• _Set problem_
Write out every line of the material as it stands, apart from the pictures.

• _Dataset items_
<<<<

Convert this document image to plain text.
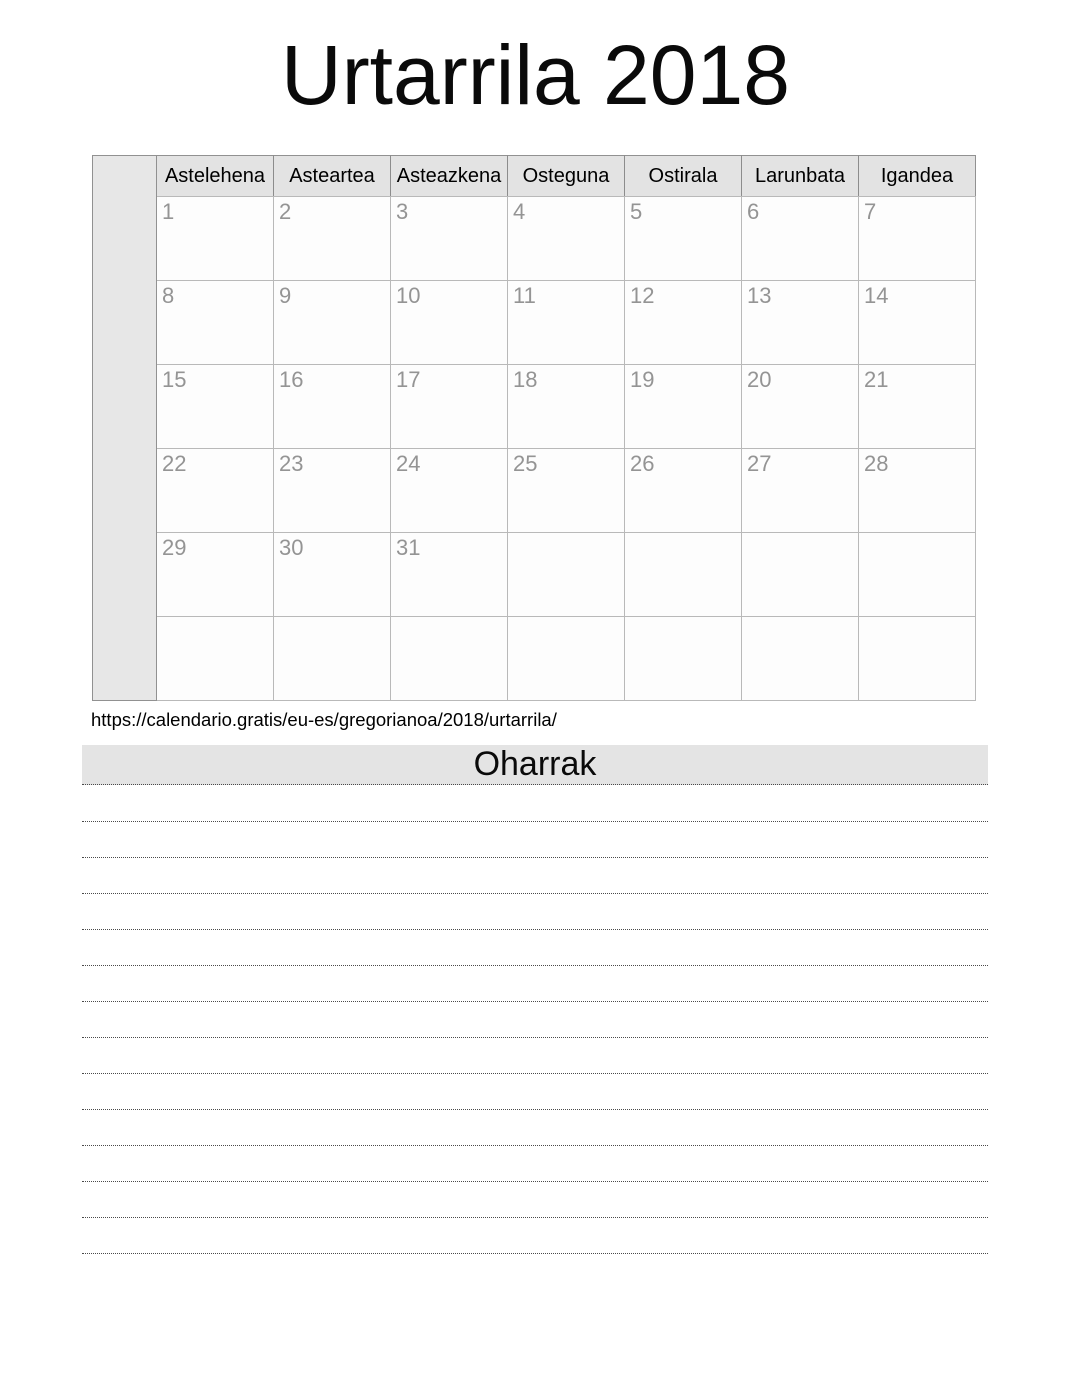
Urtarrila 2018
	Astelehena	Asteartea	Asteazkena	Osteguna	Ostirala	Larunbata	Igandea
	1	2	3	4	5	6	7
	8	9	10	11	12	13	14
	15	16	17	18	19	20	21
	22	23	24	25	26	27	28
	29	30	31				

https://calendario.gratis/eu-es/gregorianoa/2018/urtarrila/
Oharrak
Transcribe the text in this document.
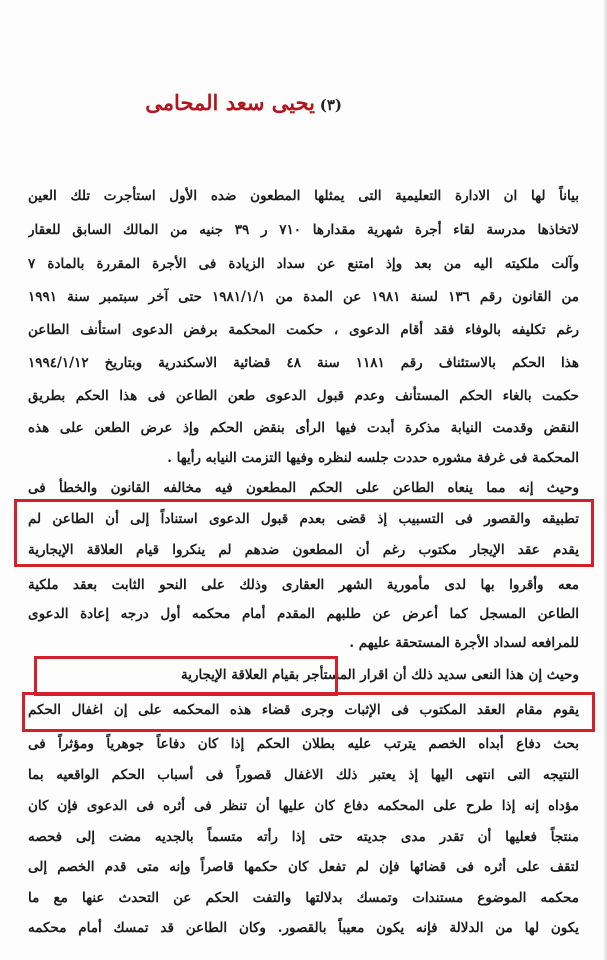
(٣)
يحيى سعد المحامى
بياناً لها ان الادارة التعليمية التى يمثلها المطعون ضده الأول استأجرت تلك العين
لاتخاذها مدرسة لقاء أجرة شهرية مقدارها ٧١٠ ر ٣٩ جنيه من المالك السابق للعقار
وآلت ملكيته اليه من بعد وإذ امتنع عن سداد الزيادة فى الأجرة المقررة بالمادة ٧
من القانون رقم ١٣٦ لسنة ١٩٨١ عن المدة من ١٩٨١/١/١ حتى آخر سبتمبر سنة ١٩٩١
رغم تكليفه بالوفاء فقد أقام الدعوى ، حكمت المحكمة برفض الدعوى استأنف الطاعن
هذا الحكم بالاستئناف رقم ١١٨١ سنة ٤٨ قضائية الاسكندرية وبتاريخ ١٩٩٤/١/١٢
حكمت بالغاء الحكم المستأنف وعدم قبول الدعوى طعن الطاعن فى هذا الحكم بطريق
النقض وقدمت النيابة مذكرة أبدت فيها الرأى بنقض الحكم وإذ عرض الطعن على هذه
المحكمة فى غرفة مشوره حددت جلسه لنظره وفيها التزمت النيابه رأيها .
وحيث إنه مما ينعاه الطاعن على الحكم المطعون فيه مخالفه القانون والخطأ فى
تطبيقه والقصور فى التسبيب إذ قضى بعدم قبول الدعوى استناداً إلى أن الطاعن لم
يقدم عقد الإيجار مكتوب رغم أن المطعون ضدهم لم ينكروا قيام العلاقة الإيجارية
معه وأقروا بها لدى مأمورية الشهر العقارى وذلك على النحو الثابت بعقد ملكية
الطاعن المسجل كما أعرض عن طلبهم المقدم أمام محكمه أول درجه إعادة الدعوى
للمرافعه لسداد الأجرة المستحقة عليهم .
وحيث إن هذا النعى سديد ذلك أن اقرار المستأجر بقيام العلاقة الإيجارية
يقوم مقام العقد المكتوب فى الإثبات وجرى قضاء هذه المحكمه على إن اغفال الحكم
بحث دفاع أبداه الخصم يترتب عليه بطلان الحكم إذا كان دفاعاً جوهرياً ومؤثراً فى
النتيجه التى انتهى اليها إذ يعتبر ذلك الاغفال قصوراً فى أسباب الحكم الواقعيه بما
مؤداه إنه إذا طرح على المحكمه دفاع كان عليها أن تنظر فى أثره فى الدعوى فإن كان
منتجاً فعليها أن تقدر مدى جديته حتى إذا رأته متسماً بالجديه مضت إلى فحصه
لتقف على أثره فى قضائها فإن لم تفعل كان حكمها قاصراً وإنه متى قدم الخصم إلى
محكمه الموضوع مستندات وتمسك بدلالتها والتفت الحكم عن التحدث عنها مع ما
يكون لها من الدلالة فإنه يكون معيباً بالقصور. وكان الطاعن قد تمسك أمام محكمه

>>>>

• _Response_
Convert this document image to plain text.
Urtarrila 2018
	Astelehena	Asteartea	Asteazkena	Osteguna	Ostirala	Larunbata	Igandea
	1	2	3	4	5	6	7
	8	9	10	11	12	13	14
	15	16	17	18	19	20	21
	22	23	24	25	26	27	28
	29	30	31				

https://calendario.gratis/eu-es/gregorianoa/2018/urtarrila/
Oharrak
Transcribe the text in this document.
(٣)
يحيى سعد المحامى
بياناً لها ان الادارة التعليمية التى يمثلها المطعون ضده الأول استأجرت تلك العين
لاتخاذها مدرسة لقاء أجرة شهرية مقدارها ٧١٠ ر ٣٩ جنيه من المالك السابق للعقار
وآلت ملكيته اليه من بعد وإذ امتنع عن سداد الزيادة فى الأجرة المقررة بالمادة ٧
من القانون رقم ١٣٦ لسنة ١٩٨١ عن المدة من ١٩٨١/١/١ حتى آخر سبتمبر سنة ١٩٩١
رغم تكليفه بالوفاء فقد أقام الدعوى ، حكمت المحكمة برفض الدعوى استأنف الطاعن
هذا الحكم بالاستئناف رقم ١١٨١ سنة ٤٨ قضائية الاسكندرية وبتاريخ ١٩٩٤/١/١٢
حكمت بالغاء الحكم المستأنف وعدم قبول الدعوى طعن الطاعن فى هذا الحكم بطريق
النقض وقدمت النيابة مذكرة أبدت فيها الرأى بنقض الحكم وإذ عرض الطعن على هذه
المحكمة فى غرفة مشوره حددت جلسه لنظره وفيها التزمت النيابه رأيها .
وحيث إنه مما ينعاه الطاعن على الحكم المطعون فيه مخالفه القانون والخطأ فى
تطبيقه والقصور فى التسبيب إذ قضى بعدم قبول الدعوى استناداً إلى أن الطاعن لم
يقدم عقد الإيجار مكتوب رغم أن المطعون ضدهم لم ينكروا قيام العلاقة الإيجارية
معه وأقروا بها لدى مأمورية الشهر العقارى وذلك على النحو الثابت بعقد ملكية
الطاعن المسجل كما أعرض عن طلبهم المقدم أمام محكمه أول درجه إعادة الدعوى
للمرافعه لسداد الأجرة المستحقة عليهم .
وحيث إن هذا النعى سديد ذلك أن اقرار المستأجر بقيام العلاقة الإيجارية
يقوم مقام العقد المكتوب فى الإثبات وجرى قضاء هذه المحكمه على إن اغفال الحكم
بحث دفاع أبداه الخصم يترتب عليه بطلان الحكم إذا كان دفاعاً جوهرياً ومؤثراً فى
النتيجه التى انتهى اليها إذ يعتبر ذلك الاغفال قصوراً فى أسباب الحكم الواقعيه بما
مؤداه إنه إذا طرح على المحكمه دفاع كان عليها أن تنظر فى أثره فى الدعوى فإن كان
منتجاً فعليها أن تقدر مدى جديته حتى إذا رأته متسماً بالجديه مضت إلى فحصه
لتقف على أثره فى قضائها فإن لم تفعل كان حكمها قاصراً وإنه متى قدم الخصم إلى
محكمه الموضوع مستندات وتمسك بدلالتها والتفت الحكم عن التحدث عنها مع ما
يكون لها من الدلالة فإنه يكون معيباً بالقصور. وكان الطاعن قد تمسك أمام محكمه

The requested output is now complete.